Write out all the lines again, precisely as they stand, but without the images.

→ **DATA RECORDS**:
.....
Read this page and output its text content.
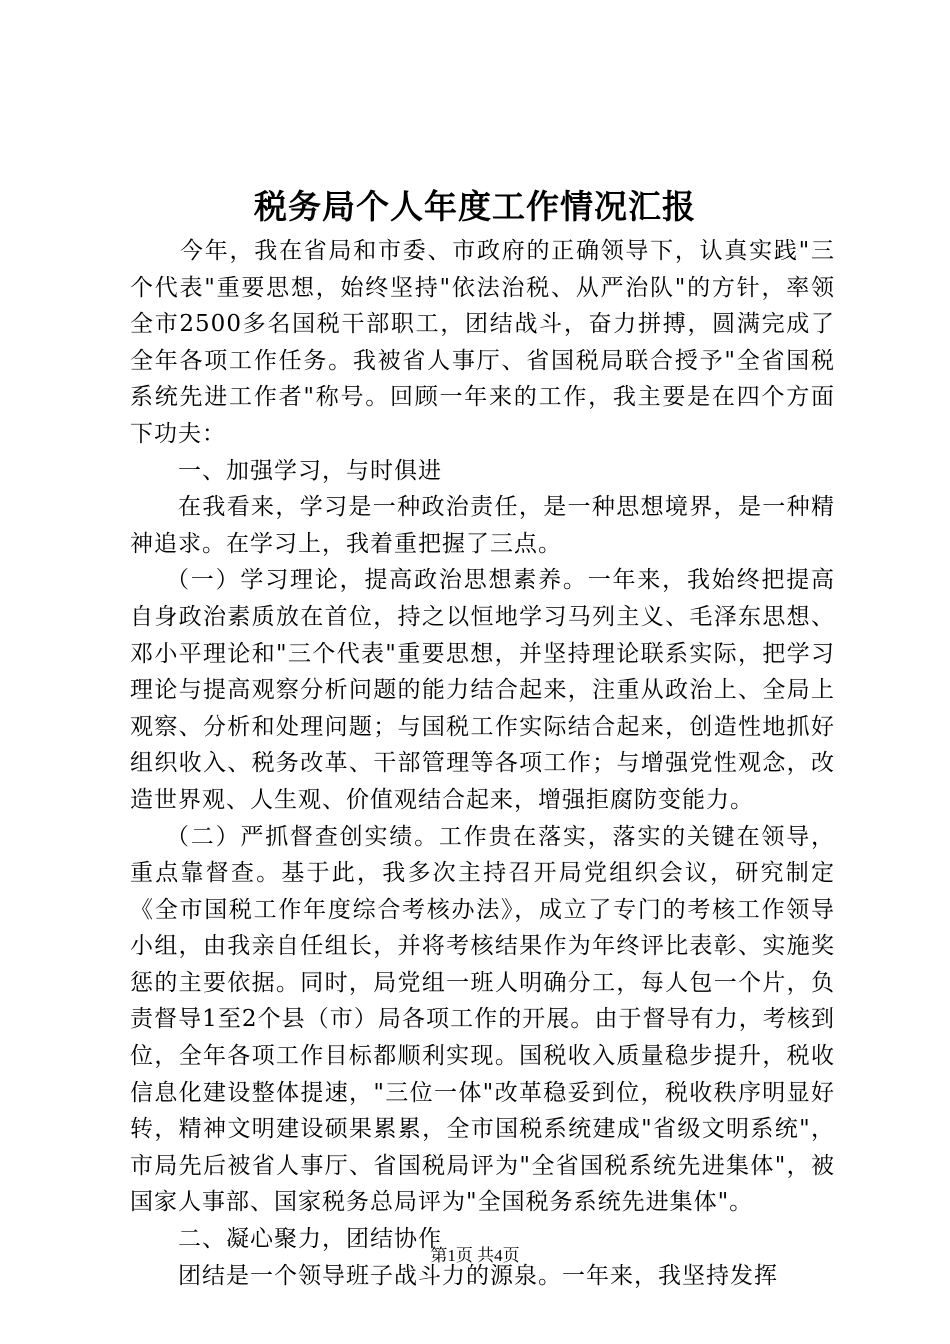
税务局个人年度工作情况汇报

今年，我在省局和市委、市政府的正确领导下，认真实践"三个代表"重要思想，始终坚持"依法治税、从严治队"的方针，率领全市2500多名国税干部职工，团结战斗，奋力拼搏，圆满完成了全年各项工作任务。我被省人事厅、省国税局联合授予"全省国税系统先进工作者"称号。回顾一年来的工作，我主要是在四个方面下功夫：

一、加强学习，与时俱进

在我看来，学习是一种政治责任，是一种思想境界，是一种精神追求。在学习上，我着重把握了三点。

（一）学习理论，提高政治思想素养。一年来，我始终把提高自身政治素质放在首位，持之以恒地学习马列主义、毛泽东思想、邓小平理论和"三个代表"重要思想，并坚持理论联系实际，把学习理论与提高观察分析问题的能力结合起来，注重从政治上、全局上观察、分析和处理问题；与国税工作实际结合起来，创造性地抓好组织收入、税务改革、干部管理等各项工作；与增强党性观念，改造世界观、人生观、价值观结合起来，增强拒腐防变能力。

（二）严抓督查创实绩。工作贵在落实，落实的关键在领导，重点靠督查。基于此，我多次主持召开局党组织会议，研究制定《全市国税工作年度综合考核办法》，成立了专门的考核工作领导小组，由我亲自任组长，并将考核结果作为年终评比表彰、实施奖惩的主要依据。同时，局党组一班人明确分工，每人包一个片，负责督导1至2个县（市）局各项工作的开展。由于督导有力，考核到位，全年各项工作目标都顺利实现。国税收入质量稳步提升，税收信息化建设整体提速，"三位一体"改革稳妥到位，税收秩序明显好转，精神文明建设硕果累累，全市国税系统建成"省级文明系统"，市局先后被省人事厅、省国税局评为"全省国税系统先进集体"，被国家人事部、国家税务总局评为"全国税务系统先进集体"。

二、凝心聚力，团结协作

团结是一个领导班子战斗力的源泉。一年来，我坚持发挥

第1页 共4页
.....
→ **WRITTEN RESPONSE**:
Read this page and output its text content.
税务局个人年度工作情况汇报

今年，我在省局和市委、市政府的正确领导下，认真实践"三个代表"重要思想，始终坚持"依法治税、从严治队"的方针，率领全市2500多名国税干部职工，团结战斗，奋力拼搏，圆满完成了全年各项工作任务。我被省人事厅、省国税局联合授予"全省国税系统先进工作者"称号。回顾一年来的工作，我主要是在四个方面下功夫：

一、加强学习，与时俱进

在我看来，学习是一种政治责任，是一种思想境界，是一种精神追求。在学习上，我着重把握了三点。

（一）学习理论，提高政治思想素养。一年来，我始终把提高自身政治素质放在首位，持之以恒地学习马列主义、毛泽东思想、邓小平理论和"三个代表"重要思想，并坚持理论联系实际，把学习理论与提高观察分析问题的能力结合起来，注重从政治上、全局上观察、分析和处理问题；与国税工作实际结合起来，创造性地抓好组织收入、税务改革、干部管理等各项工作；与增强党性观念，改造世界观、人生观、价值观结合起来，增强拒腐防变能力。

（二）严抓督查创实绩。工作贵在落实，落实的关键在领导，重点靠督查。基于此，我多次主持召开局党组织会议，研究制定《全市国税工作年度综合考核办法》，成立了专门的考核工作领导小组，由我亲自任组长，并将考核结果作为年终评比表彰、实施奖惩的主要依据。同时，局党组一班人明确分工，每人包一个片，负责督导1至2个县（市）局各项工作的开展。由于督导有力，考核到位，全年各项工作目标都顺利实现。国税收入质量稳步提升，税收信息化建设整体提速，"三位一体"改革稳妥到位，税收秩序明显好转，精神文明建设硕果累累，全市国税系统建成"省级文明系统"，市局先后被省人事厅、省国税局评为"全省国税系统先进集体"，被国家人事部、国家税务总局评为"全国税务系统先进集体"。

二、凝心聚力，团结协作

团结是一个领导班子战斗力的源泉。一年来，我坚持发挥

第1页 共4页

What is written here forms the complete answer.